- **THE EXERCISE**
The records that follow must be reproduced in full, exactly as written.
-- Start of RECORDS TO PROCESS --
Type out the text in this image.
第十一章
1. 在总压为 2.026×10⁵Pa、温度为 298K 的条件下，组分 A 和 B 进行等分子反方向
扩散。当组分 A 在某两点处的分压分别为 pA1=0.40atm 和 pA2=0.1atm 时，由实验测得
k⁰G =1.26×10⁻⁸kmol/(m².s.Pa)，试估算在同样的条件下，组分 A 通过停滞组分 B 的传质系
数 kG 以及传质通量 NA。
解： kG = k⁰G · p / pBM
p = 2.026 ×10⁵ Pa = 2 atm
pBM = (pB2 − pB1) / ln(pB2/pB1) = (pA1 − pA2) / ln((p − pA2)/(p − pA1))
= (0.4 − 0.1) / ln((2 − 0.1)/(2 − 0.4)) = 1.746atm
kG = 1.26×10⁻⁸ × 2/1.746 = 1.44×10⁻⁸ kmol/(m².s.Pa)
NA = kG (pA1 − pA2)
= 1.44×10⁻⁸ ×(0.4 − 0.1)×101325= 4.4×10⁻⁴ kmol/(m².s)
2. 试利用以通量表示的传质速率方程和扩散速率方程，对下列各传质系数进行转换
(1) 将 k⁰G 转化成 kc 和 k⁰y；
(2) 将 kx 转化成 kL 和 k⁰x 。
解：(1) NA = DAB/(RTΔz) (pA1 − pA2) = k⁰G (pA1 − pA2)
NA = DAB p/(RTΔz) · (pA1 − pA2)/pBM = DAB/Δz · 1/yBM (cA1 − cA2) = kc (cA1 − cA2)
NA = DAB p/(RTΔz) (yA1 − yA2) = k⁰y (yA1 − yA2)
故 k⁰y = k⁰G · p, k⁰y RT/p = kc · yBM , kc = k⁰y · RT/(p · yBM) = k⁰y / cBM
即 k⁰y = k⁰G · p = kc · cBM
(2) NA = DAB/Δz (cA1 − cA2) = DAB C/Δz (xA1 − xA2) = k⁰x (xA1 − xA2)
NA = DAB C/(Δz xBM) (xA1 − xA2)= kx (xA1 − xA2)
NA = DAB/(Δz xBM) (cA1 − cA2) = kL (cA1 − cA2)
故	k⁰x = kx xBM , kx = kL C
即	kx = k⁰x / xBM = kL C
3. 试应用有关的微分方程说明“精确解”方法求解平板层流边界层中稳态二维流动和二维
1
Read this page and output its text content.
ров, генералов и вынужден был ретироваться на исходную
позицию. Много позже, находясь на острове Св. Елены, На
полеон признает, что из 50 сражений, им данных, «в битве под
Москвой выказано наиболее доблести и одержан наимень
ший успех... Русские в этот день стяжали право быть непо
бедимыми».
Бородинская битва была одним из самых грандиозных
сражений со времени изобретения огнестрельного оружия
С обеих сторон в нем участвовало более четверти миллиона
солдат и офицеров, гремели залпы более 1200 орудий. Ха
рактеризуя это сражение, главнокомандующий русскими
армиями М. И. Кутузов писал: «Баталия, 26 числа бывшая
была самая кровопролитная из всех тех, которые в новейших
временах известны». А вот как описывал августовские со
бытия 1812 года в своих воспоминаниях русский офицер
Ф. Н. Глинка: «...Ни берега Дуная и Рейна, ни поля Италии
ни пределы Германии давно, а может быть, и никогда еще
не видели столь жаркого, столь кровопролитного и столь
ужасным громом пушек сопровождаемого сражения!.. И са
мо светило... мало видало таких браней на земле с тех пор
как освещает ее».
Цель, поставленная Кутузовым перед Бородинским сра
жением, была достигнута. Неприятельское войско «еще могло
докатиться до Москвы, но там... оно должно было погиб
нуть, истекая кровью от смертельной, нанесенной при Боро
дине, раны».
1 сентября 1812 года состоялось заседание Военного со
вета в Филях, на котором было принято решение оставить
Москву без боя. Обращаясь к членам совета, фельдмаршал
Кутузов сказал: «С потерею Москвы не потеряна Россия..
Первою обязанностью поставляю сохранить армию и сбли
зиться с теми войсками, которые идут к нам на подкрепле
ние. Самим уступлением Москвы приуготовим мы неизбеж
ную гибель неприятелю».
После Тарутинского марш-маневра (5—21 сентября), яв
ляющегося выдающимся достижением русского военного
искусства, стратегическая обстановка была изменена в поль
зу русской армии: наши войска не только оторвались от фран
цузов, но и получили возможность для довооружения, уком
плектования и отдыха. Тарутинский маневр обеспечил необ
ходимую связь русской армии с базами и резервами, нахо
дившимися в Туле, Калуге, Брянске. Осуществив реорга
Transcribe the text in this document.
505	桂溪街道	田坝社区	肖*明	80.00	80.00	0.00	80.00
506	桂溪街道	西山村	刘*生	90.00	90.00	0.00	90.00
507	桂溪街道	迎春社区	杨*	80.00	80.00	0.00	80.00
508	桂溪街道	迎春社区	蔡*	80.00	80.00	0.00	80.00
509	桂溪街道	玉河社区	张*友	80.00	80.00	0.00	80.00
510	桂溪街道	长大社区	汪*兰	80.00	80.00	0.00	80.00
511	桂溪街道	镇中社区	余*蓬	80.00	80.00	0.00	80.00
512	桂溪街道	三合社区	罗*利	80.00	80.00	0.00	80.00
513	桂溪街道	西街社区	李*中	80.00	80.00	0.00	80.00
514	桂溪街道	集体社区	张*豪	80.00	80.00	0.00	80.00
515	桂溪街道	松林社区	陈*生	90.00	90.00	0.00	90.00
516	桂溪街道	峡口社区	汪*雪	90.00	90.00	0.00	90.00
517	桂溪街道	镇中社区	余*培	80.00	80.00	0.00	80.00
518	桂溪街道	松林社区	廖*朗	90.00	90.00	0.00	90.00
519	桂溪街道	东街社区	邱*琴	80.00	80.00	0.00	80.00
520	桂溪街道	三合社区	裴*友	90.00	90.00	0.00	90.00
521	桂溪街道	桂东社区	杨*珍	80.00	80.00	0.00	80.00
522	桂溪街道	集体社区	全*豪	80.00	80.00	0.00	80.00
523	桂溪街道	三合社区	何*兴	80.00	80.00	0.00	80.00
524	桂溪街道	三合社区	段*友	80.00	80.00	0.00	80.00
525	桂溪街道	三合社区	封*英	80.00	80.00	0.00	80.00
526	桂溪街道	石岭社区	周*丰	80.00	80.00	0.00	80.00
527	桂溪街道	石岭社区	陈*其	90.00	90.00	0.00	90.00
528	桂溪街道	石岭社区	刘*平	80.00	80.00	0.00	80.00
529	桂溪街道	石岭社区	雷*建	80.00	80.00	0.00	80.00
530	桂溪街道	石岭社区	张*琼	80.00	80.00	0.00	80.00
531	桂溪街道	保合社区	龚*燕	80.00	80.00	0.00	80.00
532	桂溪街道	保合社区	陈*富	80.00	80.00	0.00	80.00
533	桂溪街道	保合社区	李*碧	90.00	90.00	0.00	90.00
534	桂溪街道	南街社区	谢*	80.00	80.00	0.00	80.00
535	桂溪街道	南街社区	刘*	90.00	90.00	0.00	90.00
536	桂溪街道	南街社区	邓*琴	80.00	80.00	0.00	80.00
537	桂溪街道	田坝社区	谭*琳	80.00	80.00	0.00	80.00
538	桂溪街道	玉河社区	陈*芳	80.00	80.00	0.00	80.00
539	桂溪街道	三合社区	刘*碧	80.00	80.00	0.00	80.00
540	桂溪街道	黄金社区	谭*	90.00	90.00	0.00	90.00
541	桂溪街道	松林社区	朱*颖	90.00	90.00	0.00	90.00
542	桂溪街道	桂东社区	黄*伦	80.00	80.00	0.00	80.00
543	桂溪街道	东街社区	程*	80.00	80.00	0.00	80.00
-- End of RECORDS TO PROCESS --
- **WRITTEN RESPONSE**
Type out the text in this image.
第十一章
1. 在总压为 2.026×10⁵Pa、温度为 298K 的条件下，组分 A 和 B 进行等分子反方向
扩散。当组分 A 在某两点处的分压分别为 pA1=0.40atm 和 pA2=0.1atm 时，由实验测得
k⁰G =1.26×10⁻⁸kmol/(m².s.Pa)，试估算在同样的条件下，组分 A 通过停滞组分 B 的传质系
数 kG 以及传质通量 NA。
解： kG = k⁰G · p / pBM
p = 2.026 ×10⁵ Pa = 2 atm
pBM = (pB2 − pB1) / ln(pB2/pB1) = (pA1 − pA2) / ln((p − pA2)/(p − pA1))
= (0.4 − 0.1) / ln((2 − 0.1)/(2 − 0.4)) = 1.746atm
kG = 1.26×10⁻⁸ × 2/1.746 = 1.44×10⁻⁸ kmol/(m².s.Pa)
NA = kG (pA1 − pA2)
= 1.44×10⁻⁸ ×(0.4 − 0.1)×101325= 4.4×10⁻⁴ kmol/(m².s)
2. 试利用以通量表示的传质速率方程和扩散速率方程，对下列各传质系数进行转换
(1) 将 k⁰G 转化成 kc 和 k⁰y；
(2) 将 kx 转化成 kL 和 k⁰x 。
解：(1) NA = DAB/(RTΔz) (pA1 − pA2) = k⁰G (pA1 − pA2)
NA = DAB p/(RTΔz) · (pA1 − pA2)/pBM = DAB/Δz · 1/yBM (cA1 − cA2) = kc (cA1 − cA2)
NA = DAB p/(RTΔz) (yA1 − yA2) = k⁰y (yA1 − yA2)
故 k⁰y = k⁰G · p, k⁰y RT/p = kc · yBM , kc = k⁰y · RT/(p · yBM) = k⁰y / cBM
即 k⁰y = k⁰G · p = kc · cBM
(2) NA = DAB/Δz (cA1 − cA2) = DAB C/Δz (xA1 − xA2) = k⁰x (xA1 − xA2)
NA = DAB C/(Δz xBM) (xA1 − xA2)= kx (xA1 − xA2)
NA = DAB/(Δz xBM) (cA1 − cA2) = kL (cA1 − cA2)
故	k⁰x = kx xBM , kx = kL C
即	kx = k⁰x / xBM = kL C
3. 试应用有关的微分方程说明“精确解”方法求解平板层流边界层中稳态二维流动和二维
1
Read this page and output its text content.
ров, генералов и вынужден был ретироваться на исходную
позицию. Много позже, находясь на острове Св. Елены, На
полеон признает, что из 50 сражений, им данных, «в битве под
Москвой выказано наиболее доблести и одержан наимень
ший успех... Русские в этот день стяжали право быть непо
бедимыми».
Бородинская битва была одним из самых грандиозных
сражений со времени изобретения огнестрельного оружия
С обеих сторон в нем участвовало более четверти миллиона
солдат и офицеров, гремели залпы более 1200 орудий. Ха
рактеризуя это сражение, главнокомандующий русскими
армиями М. И. Кутузов писал: «Баталия, 26 числа бывшая
была самая кровопролитная из всех тех, которые в новейших
временах известны». А вот как описывал августовские со
бытия 1812 года в своих воспоминаниях русский офицер
Ф. Н. Глинка: «...Ни берега Дуная и Рейна, ни поля Италии
ни пределы Германии давно, а может быть, и никогда еще
не видели столь жаркого, столь кровопролитного и столь
ужасным громом пушек сопровождаемого сражения!.. И са
мо светило... мало видало таких браней на земле с тех пор
как освещает ее».
Цель, поставленная Кутузовым перед Бородинским сра
жением, была достигнута. Неприятельское войско «еще могло
докатиться до Москвы, но там... оно должно было погиб
нуть, истекая кровью от смертельной, нанесенной при Боро
дине, раны».
1 сентября 1812 года состоялось заседание Военного со
вета в Филях, на котором было принято решение оставить
Москву без боя. Обращаясь к членам совета, фельдмаршал
Кутузов сказал: «С потерею Москвы не потеряна Россия..
Первою обязанностью поставляю сохранить армию и сбли
зиться с теми войсками, которые идут к нам на подкрепле
ние. Самим уступлением Москвы приуготовим мы неизбеж
ную гибель неприятелю».
После Тарутинского марш-маневра (5—21 сентября), яв
ляющегося выдающимся достижением русского военного
искусства, стратегическая обстановка была изменена в поль
зу русской армии: наши войска не только оторвались от фран
цузов, но и получили возможность для довооружения, уком
плектования и отдыха. Тарутинский маневр обеспечил необ
ходимую связь русской армии с базами и резервами, нахо
дившимися в Туле, Калуге, Брянске. Осуществив реорга
Transcribe the text in this document.
505	桂溪街道	田坝社区	肖*明	80.00	80.00	0.00	80.00
506	桂溪街道	西山村	刘*生	90.00	90.00	0.00	90.00
507	桂溪街道	迎春社区	杨*	80.00	80.00	0.00	80.00
508	桂溪街道	迎春社区	蔡*	80.00	80.00	0.00	80.00
509	桂溪街道	玉河社区	张*友	80.00	80.00	0.00	80.00
510	桂溪街道	长大社区	汪*兰	80.00	80.00	0.00	80.00
511	桂溪街道	镇中社区	余*蓬	80.00	80.00	0.00	80.00
512	桂溪街道	三合社区	罗*利	80.00	80.00	0.00	80.00
513	桂溪街道	西街社区	李*中	80.00	80.00	0.00	80.00
514	桂溪街道	集体社区	张*豪	80.00	80.00	0.00	80.00
515	桂溪街道	松林社区	陈*生	90.00	90.00	0.00	90.00
516	桂溪街道	峡口社区	汪*雪	90.00	90.00	0.00	90.00
517	桂溪街道	镇中社区	余*培	80.00	80.00	0.00	80.00
518	桂溪街道	松林社区	廖*朗	90.00	90.00	0.00	90.00
519	桂溪街道	东街社区	邱*琴	80.00	80.00	0.00	80.00
520	桂溪街道	三合社区	裴*友	90.00	90.00	0.00	90.00
521	桂溪街道	桂东社区	杨*珍	80.00	80.00	0.00	80.00
522	桂溪街道	集体社区	全*豪	80.00	80.00	0.00	80.00
523	桂溪街道	三合社区	何*兴	80.00	80.00	0.00	80.00
524	桂溪街道	三合社区	段*友	80.00	80.00	0.00	80.00
525	桂溪街道	三合社区	封*英	80.00	80.00	0.00	80.00
526	桂溪街道	石岭社区	周*丰	80.00	80.00	0.00	80.00
527	桂溪街道	石岭社区	陈*其	90.00	90.00	0.00	90.00
528	桂溪街道	石岭社区	刘*平	80.00	80.00	0.00	80.00
529	桂溪街道	石岭社区	雷*建	80.00	80.00	0.00	80.00
530	桂溪街道	石岭社区	张*琼	80.00	80.00	0.00	80.00
531	桂溪街道	保合社区	龚*燕	80.00	80.00	0.00	80.00
532	桂溪街道	保合社区	陈*富	80.00	80.00	0.00	80.00
533	桂溪街道	保合社区	李*碧	90.00	90.00	0.00	90.00
534	桂溪街道	南街社区	谢*	80.00	80.00	0.00	80.00
535	桂溪街道	南街社区	刘*	90.00	90.00	0.00	90.00
536	桂溪街道	南街社区	邓*琴	80.00	80.00	0.00	80.00
537	桂溪街道	田坝社区	谭*琳	80.00	80.00	0.00	80.00
538	桂溪街道	玉河社区	陈*芳	80.00	80.00	0.00	80.00
539	桂溪街道	三合社区	刘*碧	80.00	80.00	0.00	80.00
540	桂溪街道	黄金社区	谭*	90.00	90.00	0.00	90.00
541	桂溪街道	松林社区	朱*颖	90.00	90.00	0.00	90.00
542	桂溪街道	桂东社区	黄*伦	80.00	80.00	0.00	80.00
543	桂溪街道	东街社区	程*	80.00	80.00	0.00	80.00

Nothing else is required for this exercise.